■ WHAT THE TASK REQUIRES ■
Please rewrite the rows below, changing every "cohort" to "group" and leaving the rest untouched.

■ INPUT ROWS ■
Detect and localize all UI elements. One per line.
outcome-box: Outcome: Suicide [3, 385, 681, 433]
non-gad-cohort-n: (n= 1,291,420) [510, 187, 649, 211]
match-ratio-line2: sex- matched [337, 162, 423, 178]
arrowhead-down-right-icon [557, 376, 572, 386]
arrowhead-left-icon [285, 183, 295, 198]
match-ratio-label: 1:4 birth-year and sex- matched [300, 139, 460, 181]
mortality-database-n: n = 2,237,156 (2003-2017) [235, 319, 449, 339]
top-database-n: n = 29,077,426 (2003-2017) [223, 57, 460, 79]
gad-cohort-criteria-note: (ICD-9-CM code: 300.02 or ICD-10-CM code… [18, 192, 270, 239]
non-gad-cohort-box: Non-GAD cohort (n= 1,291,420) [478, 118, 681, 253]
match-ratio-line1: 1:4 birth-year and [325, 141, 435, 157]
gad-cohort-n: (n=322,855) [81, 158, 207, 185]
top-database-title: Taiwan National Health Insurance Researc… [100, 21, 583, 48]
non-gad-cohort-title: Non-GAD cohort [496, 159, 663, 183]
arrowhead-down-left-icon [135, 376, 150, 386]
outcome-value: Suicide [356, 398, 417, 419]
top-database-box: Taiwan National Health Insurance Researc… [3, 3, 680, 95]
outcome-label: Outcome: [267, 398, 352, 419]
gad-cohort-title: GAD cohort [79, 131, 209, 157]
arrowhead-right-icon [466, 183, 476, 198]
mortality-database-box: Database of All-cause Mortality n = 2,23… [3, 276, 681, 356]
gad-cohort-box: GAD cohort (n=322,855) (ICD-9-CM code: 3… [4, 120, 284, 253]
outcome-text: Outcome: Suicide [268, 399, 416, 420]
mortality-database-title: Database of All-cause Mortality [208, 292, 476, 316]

■ RIGHT ANSWER ■
Detect and localize all UI elements. One per line.
outcome-box: Outcome: Suicide [3, 385, 681, 433]
non-gad-group-n: (n= 1,291,420) [510, 187, 649, 211]
match-ratio-line2: sex- matched [337, 162, 423, 178]
arrowhead-down-right-icon [557, 376, 572, 386]
arrowhead-left-icon [285, 183, 295, 198]
match-ratio-label: 1:4 birth-year and sex- matched [300, 139, 460, 181]
mortality-database-n: n = 2,237,156 (2003-2017) [235, 319, 449, 339]
top-database-n: n = 29,077,426 (2003-2017) [223, 57, 460, 79]
gad-group-criteria-note: (ICD-9-CM code: 300.02 or ICD-10-CM code… [18, 192, 270, 239]
non-gad-group-box: Non-GAD group (n= 1,291,420) [478, 118, 681, 253]
match-ratio-line1: 1:4 birth-year and [325, 141, 435, 157]
gad-group-n: (n=322,855) [81, 158, 207, 185]
top-database-title: Taiwan National Health Insurance Researc… [100, 21, 583, 48]
non-gad-group-title: Non-GAD group [496, 159, 663, 183]
arrowhead-down-left-icon [135, 376, 150, 386]
outcome-value: Suicide [356, 398, 417, 419]
top-database-box: Taiwan National Health Insurance Researc… [3, 3, 680, 95]
outcome-label: Outcome: [267, 398, 352, 419]
gad-group-title: GAD group [79, 131, 209, 157]
arrowhead-right-icon [466, 183, 476, 198]
mortality-database-box: Database of All-cause Mortality n = 2,23… [3, 276, 681, 356]
gad-group-box: GAD group (n=322,855) (ICD-9-CM code: 3… [4, 120, 284, 253]
outcome-text: Outcome: Suicide [268, 399, 416, 420]
mortality-database-title: Database of All-cause Mortality [208, 292, 476, 316]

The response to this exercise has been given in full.